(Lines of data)

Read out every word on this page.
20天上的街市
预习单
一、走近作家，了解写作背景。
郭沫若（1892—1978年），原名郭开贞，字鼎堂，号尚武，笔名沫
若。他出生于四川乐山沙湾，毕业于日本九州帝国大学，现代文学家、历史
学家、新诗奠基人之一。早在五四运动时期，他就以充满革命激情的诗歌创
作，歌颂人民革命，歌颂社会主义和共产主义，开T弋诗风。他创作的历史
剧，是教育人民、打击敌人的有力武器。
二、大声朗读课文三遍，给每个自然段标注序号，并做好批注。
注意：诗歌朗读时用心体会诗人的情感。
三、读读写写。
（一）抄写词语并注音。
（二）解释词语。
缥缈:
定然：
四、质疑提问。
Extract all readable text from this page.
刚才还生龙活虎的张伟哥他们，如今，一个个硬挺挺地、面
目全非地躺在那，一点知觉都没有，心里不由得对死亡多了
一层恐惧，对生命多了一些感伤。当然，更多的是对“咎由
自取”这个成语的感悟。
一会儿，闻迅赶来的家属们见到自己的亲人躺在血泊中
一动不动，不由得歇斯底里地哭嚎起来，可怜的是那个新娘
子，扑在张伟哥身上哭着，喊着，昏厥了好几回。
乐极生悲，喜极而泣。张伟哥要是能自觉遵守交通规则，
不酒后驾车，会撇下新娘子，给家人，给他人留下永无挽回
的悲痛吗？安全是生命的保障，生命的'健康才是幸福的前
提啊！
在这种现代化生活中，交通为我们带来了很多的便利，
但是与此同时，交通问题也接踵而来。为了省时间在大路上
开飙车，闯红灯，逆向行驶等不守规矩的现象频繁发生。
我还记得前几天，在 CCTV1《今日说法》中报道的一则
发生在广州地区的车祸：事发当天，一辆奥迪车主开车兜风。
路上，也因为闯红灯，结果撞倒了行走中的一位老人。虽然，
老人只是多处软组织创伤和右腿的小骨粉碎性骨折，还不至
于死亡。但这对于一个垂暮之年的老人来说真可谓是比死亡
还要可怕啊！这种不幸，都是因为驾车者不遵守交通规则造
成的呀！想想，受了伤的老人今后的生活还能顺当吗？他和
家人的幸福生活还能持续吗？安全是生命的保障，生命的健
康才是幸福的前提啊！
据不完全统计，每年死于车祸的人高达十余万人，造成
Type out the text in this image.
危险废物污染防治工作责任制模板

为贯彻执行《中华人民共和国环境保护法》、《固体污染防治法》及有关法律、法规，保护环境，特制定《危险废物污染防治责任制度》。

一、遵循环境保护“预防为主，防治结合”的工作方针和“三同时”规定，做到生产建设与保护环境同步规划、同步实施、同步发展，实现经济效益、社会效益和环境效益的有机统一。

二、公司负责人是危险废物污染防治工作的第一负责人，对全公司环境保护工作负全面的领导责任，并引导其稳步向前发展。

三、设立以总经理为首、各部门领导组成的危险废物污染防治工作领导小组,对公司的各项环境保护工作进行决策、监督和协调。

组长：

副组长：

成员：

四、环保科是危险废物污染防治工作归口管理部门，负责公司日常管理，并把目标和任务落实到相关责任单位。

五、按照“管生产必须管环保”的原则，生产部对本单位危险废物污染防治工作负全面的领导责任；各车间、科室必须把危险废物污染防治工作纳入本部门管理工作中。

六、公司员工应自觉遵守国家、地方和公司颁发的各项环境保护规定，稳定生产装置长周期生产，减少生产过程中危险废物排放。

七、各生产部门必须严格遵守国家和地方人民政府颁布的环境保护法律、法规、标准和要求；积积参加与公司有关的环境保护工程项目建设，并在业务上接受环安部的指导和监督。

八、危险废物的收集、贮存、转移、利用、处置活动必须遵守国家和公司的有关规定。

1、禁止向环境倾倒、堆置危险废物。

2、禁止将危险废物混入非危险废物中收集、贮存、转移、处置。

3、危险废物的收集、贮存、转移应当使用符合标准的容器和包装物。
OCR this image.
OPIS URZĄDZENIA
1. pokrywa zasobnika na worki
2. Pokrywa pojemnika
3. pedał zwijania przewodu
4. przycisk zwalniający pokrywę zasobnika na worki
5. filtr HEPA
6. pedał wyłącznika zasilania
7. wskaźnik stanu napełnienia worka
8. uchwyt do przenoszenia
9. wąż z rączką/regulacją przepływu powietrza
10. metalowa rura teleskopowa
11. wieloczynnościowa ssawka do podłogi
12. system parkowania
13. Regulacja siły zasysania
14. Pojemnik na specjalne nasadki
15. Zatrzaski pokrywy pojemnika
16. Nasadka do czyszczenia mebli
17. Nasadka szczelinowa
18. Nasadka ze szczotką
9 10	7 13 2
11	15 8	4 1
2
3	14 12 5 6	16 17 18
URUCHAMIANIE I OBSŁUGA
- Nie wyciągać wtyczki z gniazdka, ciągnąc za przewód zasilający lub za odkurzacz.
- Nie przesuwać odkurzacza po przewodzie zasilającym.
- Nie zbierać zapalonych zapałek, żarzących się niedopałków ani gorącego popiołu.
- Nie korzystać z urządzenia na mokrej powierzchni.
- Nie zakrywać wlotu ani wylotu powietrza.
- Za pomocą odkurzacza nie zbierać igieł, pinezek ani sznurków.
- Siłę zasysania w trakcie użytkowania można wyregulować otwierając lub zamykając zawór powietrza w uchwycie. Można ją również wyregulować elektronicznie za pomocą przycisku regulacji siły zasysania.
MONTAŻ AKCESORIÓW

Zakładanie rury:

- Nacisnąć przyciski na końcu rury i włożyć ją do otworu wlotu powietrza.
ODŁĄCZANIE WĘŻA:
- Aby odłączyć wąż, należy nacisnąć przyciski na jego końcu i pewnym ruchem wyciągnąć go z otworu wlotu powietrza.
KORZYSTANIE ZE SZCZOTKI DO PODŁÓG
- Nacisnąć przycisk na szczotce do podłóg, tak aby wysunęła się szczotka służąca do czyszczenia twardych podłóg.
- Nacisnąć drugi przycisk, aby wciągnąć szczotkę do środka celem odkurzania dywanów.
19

**Request:**
Retype the material in full. Each word must match.

**Solution to this problem:**
Read out every word on this page.
20天上的街市
预习单
一、走近作家，了解写作背景。
郭沫若（1892—1978年），原名郭开贞，字鼎堂，号尚武，笔名沫
若。他出生于四川乐山沙湾，毕业于日本九州帝国大学，现代文学家、历史
学家、新诗奠基人之一。早在五四运动时期，他就以充满革命激情的诗歌创
作，歌颂人民革命，歌颂社会主义和共产主义，开T弋诗风。他创作的历史
剧，是教育人民、打击敌人的有力武器。
二、大声朗读课文三遍，给每个自然段标注序号，并做好批注。
注意：诗歌朗读时用心体会诗人的情感。
三、读读写写。
（一）抄写词语并注音。
（二）解释词语。
缥缈:
定然：
四、质疑提问。
Extract all readable text from this page.
刚才还生龙活虎的张伟哥他们，如今，一个个硬挺挺地、面
目全非地躺在那，一点知觉都没有，心里不由得对死亡多了
一层恐惧，对生命多了一些感伤。当然，更多的是对“咎由
自取”这个成语的感悟。
一会儿，闻迅赶来的家属们见到自己的亲人躺在血泊中
一动不动，不由得歇斯底里地哭嚎起来，可怜的是那个新娘
子，扑在张伟哥身上哭着，喊着，昏厥了好几回。
乐极生悲，喜极而泣。张伟哥要是能自觉遵守交通规则，
不酒后驾车，会撇下新娘子，给家人，给他人留下永无挽回
的悲痛吗？安全是生命的保障，生命的'健康才是幸福的前
提啊！
在这种现代化生活中，交通为我们带来了很多的便利，
但是与此同时，交通问题也接踵而来。为了省时间在大路上
开飙车，闯红灯，逆向行驶等不守规矩的现象频繁发生。
我还记得前几天，在 CCTV1《今日说法》中报道的一则
发生在广州地区的车祸：事发当天，一辆奥迪车主开车兜风。
路上，也因为闯红灯，结果撞倒了行走中的一位老人。虽然，
老人只是多处软组织创伤和右腿的小骨粉碎性骨折，还不至
于死亡。但这对于一个垂暮之年的老人来说真可谓是比死亡
还要可怕啊！这种不幸，都是因为驾车者不遵守交通规则造
成的呀！想想，受了伤的老人今后的生活还能顺当吗？他和
家人的幸福生活还能持续吗？安全是生命的保障，生命的健
康才是幸福的前提啊！
据不完全统计，每年死于车祸的人高达十余万人，造成
Type out the text in this image.
危险废物污染防治工作责任制模板

为贯彻执行《中华人民共和国环境保护法》、《固体污染防治法》及有关法律、法规，保护环境，特制定《危险废物污染防治责任制度》。

一、遵循环境保护“预防为主，防治结合”的工作方针和“三同时”规定，做到生产建设与保护环境同步规划、同步实施、同步发展，实现经济效益、社会效益和环境效益的有机统一。

二、公司负责人是危险废物污染防治工作的第一负责人，对全公司环境保护工作负全面的领导责任，并引导其稳步向前发展。

三、设立以总经理为首、各部门领导组成的危险废物污染防治工作领导小组,对公司的各项环境保护工作进行决策、监督和协调。

组长：

副组长：

成员：

四、环保科是危险废物污染防治工作归口管理部门，负责公司日常管理，并把目标和任务落实到相关责任单位。

五、按照“管生产必须管环保”的原则，生产部对本单位危险废物污染防治工作负全面的领导责任；各车间、科室必须把危险废物污染防治工作纳入本部门管理工作中。

六、公司员工应自觉遵守国家、地方和公司颁发的各项环境保护规定，稳定生产装置长周期生产，减少生产过程中危险废物排放。

七、各生产部门必须严格遵守国家和地方人民政府颁布的环境保护法律、法规、标准和要求；积积参加与公司有关的环境保护工程项目建设，并在业务上接受环安部的指导和监督。

八、危险废物的收集、贮存、转移、利用、处置活动必须遵守国家和公司的有关规定。

1、禁止向环境倾倒、堆置危险废物。

2、禁止将危险废物混入非危险废物中收集、贮存、转移、处置。

3、危险废物的收集、贮存、转移应当使用符合标准的容器和包装物。
OCR this image.
OPIS URZĄDZENIA
1. pokrywa zasobnika na worki
2. Pokrywa pojemnika
3. pedał zwijania przewodu
4. przycisk zwalniający pokrywę zasobnika na worki
5. filtr HEPA
6. pedał wyłącznika zasilania
7. wskaźnik stanu napełnienia worka
8. uchwyt do przenoszenia
9. wąż z rączką/regulacją przepływu powietrza
10. metalowa rura teleskopowa
11. wieloczynnościowa ssawka do podłogi
12. system parkowania
13. Regulacja siły zasysania
14. Pojemnik na specjalne nasadki
15. Zatrzaski pokrywy pojemnika
16. Nasadka do czyszczenia mebli
17. Nasadka szczelinowa
18. Nasadka ze szczotką
9 10	7 13 2
11	15 8	4 1
2
3	14 12 5 6	16 17 18
URUCHAMIANIE I OBSŁUGA
- Nie wyciągać wtyczki z gniazdka, ciągnąc za przewód zasilający lub za odkurzacz.
- Nie przesuwać odkurzacza po przewodzie zasilającym.
- Nie zbierać zapalonych zapałek, żarzących się niedopałków ani gorącego popiołu.
- Nie korzystać z urządzenia na mokrej powierzchni.
- Nie zakrywać wlotu ani wylotu powietrza.
- Za pomocą odkurzacza nie zbierać igieł, pinezek ani sznurków.
- Siłę zasysania w trakcie użytkowania można wyregulować otwierając lub zamykając zawór powietrza w uchwycie. Można ją również wyregulować elektronicznie za pomocą przycisku regulacji siły zasysania.
MONTAŻ AKCESORIÓW

Zakładanie rury:

- Nacisnąć przyciski na końcu rury i włożyć ją do otworu wlotu powietrza.
ODŁĄCZANIE WĘŻA:
- Aby odłączyć wąż, należy nacisnąć przyciski na jego końcu i pewnym ruchem wyciągnąć go z otworu wlotu powietrza.
KORZYSTANIE ZE SZCZOTKI DO PODŁÓG
- Nacisnąć przycisk na szczotce do podłóg, tak aby wysunęła się szczotka służąca do czyszczenia twardych podłóg.
- Nacisnąć drugi przycisk, aby wciągnąć szczotkę do środka celem odkurzania dywanów.
19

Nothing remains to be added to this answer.